## start

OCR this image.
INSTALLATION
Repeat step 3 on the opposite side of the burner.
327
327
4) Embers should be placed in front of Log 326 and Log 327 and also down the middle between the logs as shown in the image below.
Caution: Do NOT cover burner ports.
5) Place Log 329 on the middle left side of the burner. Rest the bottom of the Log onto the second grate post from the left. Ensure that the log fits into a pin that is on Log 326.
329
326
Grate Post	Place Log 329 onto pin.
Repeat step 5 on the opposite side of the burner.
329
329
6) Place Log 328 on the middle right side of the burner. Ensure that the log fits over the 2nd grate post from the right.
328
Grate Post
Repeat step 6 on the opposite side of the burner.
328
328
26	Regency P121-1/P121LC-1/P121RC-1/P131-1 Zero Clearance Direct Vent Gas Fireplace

## end

The problem:
Repeat the material above in full, quoting it exactly.

Solved exercise:
OCR this image.
INSTALLATION
Repeat step 3 on the opposite side of the burner.
327
327
4) Embers should be placed in front of Log 326 and Log 327 and also down the middle between the logs as shown in the image below.
Caution: Do NOT cover burner ports.
5) Place Log 329 on the middle left side of the burner. Rest the bottom of the Log onto the second grate post from the left. Ensure that the log fits into a pin that is on Log 326.
329
326
Grate Post	Place Log 329 onto pin.
Repeat step 5 on the opposite side of the burner.
329
329
6) Place Log 328 on the middle right side of the burner. Ensure that the log fits over the 2nd grate post from the right.
328
Grate Post
Repeat step 6 on the opposite side of the burner.
328
328
26	Regency P121-1/P121LC-1/P121RC-1/P131-1 Zero Clearance Direct Vent Gas Fireplace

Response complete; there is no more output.